To do – Write out the listing exactly as it is given.

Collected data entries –
----------
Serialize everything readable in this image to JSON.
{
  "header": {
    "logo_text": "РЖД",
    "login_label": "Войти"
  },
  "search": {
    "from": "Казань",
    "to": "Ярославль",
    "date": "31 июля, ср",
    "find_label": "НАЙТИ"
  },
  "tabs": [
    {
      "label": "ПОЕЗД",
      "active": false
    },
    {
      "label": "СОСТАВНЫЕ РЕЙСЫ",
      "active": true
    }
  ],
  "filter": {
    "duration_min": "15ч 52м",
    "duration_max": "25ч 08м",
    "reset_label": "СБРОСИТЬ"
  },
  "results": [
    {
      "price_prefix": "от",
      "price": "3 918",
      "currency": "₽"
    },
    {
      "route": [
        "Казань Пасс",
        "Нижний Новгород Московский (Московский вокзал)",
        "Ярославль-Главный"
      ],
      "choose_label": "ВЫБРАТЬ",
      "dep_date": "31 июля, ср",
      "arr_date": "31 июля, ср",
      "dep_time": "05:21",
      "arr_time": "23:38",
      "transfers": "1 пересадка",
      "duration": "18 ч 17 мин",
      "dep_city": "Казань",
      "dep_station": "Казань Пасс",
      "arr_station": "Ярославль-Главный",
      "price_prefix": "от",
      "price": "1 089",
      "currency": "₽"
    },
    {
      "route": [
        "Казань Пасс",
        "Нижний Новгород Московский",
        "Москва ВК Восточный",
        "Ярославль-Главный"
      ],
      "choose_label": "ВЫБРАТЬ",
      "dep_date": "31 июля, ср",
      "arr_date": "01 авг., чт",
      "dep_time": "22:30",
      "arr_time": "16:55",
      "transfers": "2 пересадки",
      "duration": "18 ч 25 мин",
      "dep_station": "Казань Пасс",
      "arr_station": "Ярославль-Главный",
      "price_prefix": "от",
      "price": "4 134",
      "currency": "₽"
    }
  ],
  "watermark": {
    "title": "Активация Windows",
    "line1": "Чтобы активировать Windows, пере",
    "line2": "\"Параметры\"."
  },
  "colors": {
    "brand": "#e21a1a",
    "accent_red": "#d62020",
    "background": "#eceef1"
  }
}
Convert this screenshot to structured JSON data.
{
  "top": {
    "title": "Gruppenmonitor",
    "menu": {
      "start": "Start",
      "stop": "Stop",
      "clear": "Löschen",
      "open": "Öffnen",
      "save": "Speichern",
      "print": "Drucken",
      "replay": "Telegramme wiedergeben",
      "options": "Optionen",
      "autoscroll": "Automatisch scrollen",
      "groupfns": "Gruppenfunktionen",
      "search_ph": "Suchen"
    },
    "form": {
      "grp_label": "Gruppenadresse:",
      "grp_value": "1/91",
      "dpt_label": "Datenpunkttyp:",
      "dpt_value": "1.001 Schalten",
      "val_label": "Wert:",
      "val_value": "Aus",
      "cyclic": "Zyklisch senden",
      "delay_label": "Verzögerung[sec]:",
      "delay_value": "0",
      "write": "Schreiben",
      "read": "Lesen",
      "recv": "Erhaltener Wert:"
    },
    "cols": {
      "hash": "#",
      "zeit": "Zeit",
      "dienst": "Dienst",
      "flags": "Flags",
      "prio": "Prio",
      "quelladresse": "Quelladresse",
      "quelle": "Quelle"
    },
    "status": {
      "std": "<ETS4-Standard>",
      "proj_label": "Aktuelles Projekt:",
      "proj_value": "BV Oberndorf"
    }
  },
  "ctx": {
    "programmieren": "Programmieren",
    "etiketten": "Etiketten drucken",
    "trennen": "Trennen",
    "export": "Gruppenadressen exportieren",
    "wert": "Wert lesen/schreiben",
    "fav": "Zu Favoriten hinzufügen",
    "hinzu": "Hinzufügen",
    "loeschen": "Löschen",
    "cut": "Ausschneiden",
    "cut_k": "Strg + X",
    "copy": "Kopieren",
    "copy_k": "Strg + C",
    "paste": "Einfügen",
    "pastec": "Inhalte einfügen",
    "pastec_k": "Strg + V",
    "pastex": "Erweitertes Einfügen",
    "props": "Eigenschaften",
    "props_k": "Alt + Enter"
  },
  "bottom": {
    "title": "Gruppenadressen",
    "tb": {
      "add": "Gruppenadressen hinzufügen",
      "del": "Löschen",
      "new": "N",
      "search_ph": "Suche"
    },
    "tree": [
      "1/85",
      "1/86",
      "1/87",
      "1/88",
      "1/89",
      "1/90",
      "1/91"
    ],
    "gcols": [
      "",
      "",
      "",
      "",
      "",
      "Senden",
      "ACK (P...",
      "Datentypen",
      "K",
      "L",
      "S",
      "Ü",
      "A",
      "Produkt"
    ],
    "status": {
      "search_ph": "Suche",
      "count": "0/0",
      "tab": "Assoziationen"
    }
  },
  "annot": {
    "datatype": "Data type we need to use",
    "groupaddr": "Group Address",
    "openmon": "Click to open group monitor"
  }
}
----------
Output –
Serialize everything readable in this image to JSON.
{
  "header": {
    "logo_text": "РЖД",
    "login_label": "Войти"
  },
  "search": {
    "from": "Казань",
    "to": "Ярославль",
    "date": "31 июля, ср",
    "find_label": "НАЙТИ"
  },
  "tabs": [
    {
      "label": "ПОЕЗД",
      "active": false
    },
    {
      "label": "СОСТАВНЫЕ РЕЙСЫ",
      "active": true
    }
  ],
  "filter": {
    "duration_min": "15ч 52м",
    "duration_max": "25ч 08м",
    "reset_label": "СБРОСИТЬ"
  },
  "results": [
    {
      "price_prefix": "от",
      "price": "3 918",
      "currency": "₽"
    },
    {
      "route": [
        "Казань Пасс",
        "Нижний Новгород Московский (Московский вокзал)",
        "Ярославль-Главный"
      ],
      "choose_label": "ВЫБРАТЬ",
      "dep_date": "31 июля, ср",
      "arr_date": "31 июля, ср",
      "dep_time": "05:21",
      "arr_time": "23:38",
      "transfers": "1 пересадка",
      "duration": "18 ч 17 мин",
      "dep_city": "Казань",
      "dep_station": "Казань Пасс",
      "arr_station": "Ярославль-Главный",
      "price_prefix": "от",
      "price": "1 089",
      "currency": "₽"
    },
    {
      "route": [
        "Казань Пасс",
        "Нижний Новгород Московский",
        "Москва ВК Восточный",
        "Ярославль-Главный"
      ],
      "choose_label": "ВЫБРАТЬ",
      "dep_date": "31 июля, ср",
      "arr_date": "01 авг., чт",
      "dep_time": "22:30",
      "arr_time": "16:55",
      "transfers": "2 пересадки",
      "duration": "18 ч 25 мин",
      "dep_station": "Казань Пасс",
      "arr_station": "Ярославль-Главный",
      "price_prefix": "от",
      "price": "4 134",
      "currency": "₽"
    }
  ],
  "watermark": {
    "title": "Активация Windows",
    "line1": "Чтобы активировать Windows, пере",
    "line2": "\"Параметры\"."
  },
  "colors": {
    "brand": "#e21a1a",
    "accent_red": "#d62020",
    "background": "#eceef1"
  }
}
Convert this screenshot to structured JSON data.
{
  "top": {
    "title": "Gruppenmonitor",
    "menu": {
      "start": "Start",
      "stop": "Stop",
      "clear": "Löschen",
      "open": "Öffnen",
      "save": "Speichern",
      "print": "Drucken",
      "replay": "Telegramme wiedergeben",
      "options": "Optionen",
      "autoscroll": "Automatisch scrollen",
      "groupfns": "Gruppenfunktionen",
      "search_ph": "Suchen"
    },
    "form": {
      "grp_label": "Gruppenadresse:",
      "grp_value": "1/91",
      "dpt_label": "Datenpunkttyp:",
      "dpt_value": "1.001 Schalten",
      "val_label": "Wert:",
      "val_value": "Aus",
      "cyclic": "Zyklisch senden",
      "delay_label": "Verzögerung[sec]:",
      "delay_value": "0",
      "write": "Schreiben",
      "read": "Lesen",
      "recv": "Erhaltener Wert:"
    },
    "cols": {
      "hash": "#",
      "zeit": "Zeit",
      "dienst": "Dienst",
      "flags": "Flags",
      "prio": "Prio",
      "quelladresse": "Quelladresse",
      "quelle": "Quelle"
    },
    "status": {
      "std": "<ETS4-Standard>",
      "proj_label": "Aktuelles Projekt:",
      "proj_value": "BV Oberndorf"
    }
  },
  "ctx": {
    "programmieren": "Programmieren",
    "etiketten": "Etiketten drucken",
    "trennen": "Trennen",
    "export": "Gruppenadressen exportieren",
    "wert": "Wert lesen/schreiben",
    "fav": "Zu Favoriten hinzufügen",
    "hinzu": "Hinzufügen",
    "loeschen": "Löschen",
    "cut": "Ausschneiden",
    "cut_k": "Strg + X",
    "copy": "Kopieren",
    "copy_k": "Strg + C",
    "paste": "Einfügen",
    "pastec": "Inhalte einfügen",
    "pastec_k": "Strg + V",
    "pastex": "Erweitertes Einfügen",
    "props": "Eigenschaften",
    "props_k": "Alt + Enter"
  },
  "bottom": {
    "title": "Gruppenadressen",
    "tb": {
      "add": "Gruppenadressen hinzufügen",
      "del": "Löschen",
      "new": "N",
      "search_ph": "Suche"
    },
    "tree": [
      "1/85",
      "1/86",
      "1/87",
      "1/88",
      "1/89",
      "1/90",
      "1/91"
    ],
    "gcols": [
      "",
      "",
      "",
      "",
      "",
      "Senden",
      "ACK (P...",
      "Datentypen",
      "K",
      "L",
      "S",
      "Ü",
      "A",
      "Produkt"
    ],
    "status": {
      "search_ph": "Suche",
      "count": "0/0",
      "tab": "Assoziationen"
    }
  },
  "annot": {
    "datatype": "Data type we need to use",
    "groupaddr": "Group Address",
    "openmon": "Click to open group monitor"
  }
}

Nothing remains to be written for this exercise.